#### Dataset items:
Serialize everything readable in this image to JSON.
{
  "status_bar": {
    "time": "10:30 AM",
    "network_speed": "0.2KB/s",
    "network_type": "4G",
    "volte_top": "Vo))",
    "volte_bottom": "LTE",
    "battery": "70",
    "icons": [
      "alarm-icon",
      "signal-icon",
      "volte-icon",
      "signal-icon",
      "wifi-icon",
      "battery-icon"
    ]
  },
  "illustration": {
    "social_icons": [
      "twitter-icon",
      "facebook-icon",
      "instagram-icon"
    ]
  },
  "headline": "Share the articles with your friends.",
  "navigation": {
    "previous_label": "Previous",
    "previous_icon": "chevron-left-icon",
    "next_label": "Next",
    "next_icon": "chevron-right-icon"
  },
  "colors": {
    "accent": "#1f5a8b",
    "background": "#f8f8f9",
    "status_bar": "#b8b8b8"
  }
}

#### EXERCISE GOAL:
Your task is to repeat every line exactly.

#### THE OUTPUT:
Serialize everything readable in this image to JSON.
{
  "status_bar": {
    "time": "10:30 AM",
    "network_speed": "0.2KB/s",
    "network_type": "4G",
    "volte_top": "Vo))",
    "volte_bottom": "LTE",
    "battery": "70",
    "icons": [
      "alarm-icon",
      "signal-icon",
      "volte-icon",
      "signal-icon",
      "wifi-icon",
      "battery-icon"
    ]
  },
  "illustration": {
    "social_icons": [
      "twitter-icon",
      "facebook-icon",
      "instagram-icon"
    ]
  },
  "headline": "Share the articles with your friends.",
  "navigation": {
    "previous_label": "Previous",
    "previous_icon": "chevron-left-icon",
    "next_label": "Next",
    "next_icon": "chevron-right-icon"
  },
  "colors": {
    "accent": "#1f5a8b",
    "background": "#f8f8f9",
    "status_bar": "#b8b8b8"
  }
}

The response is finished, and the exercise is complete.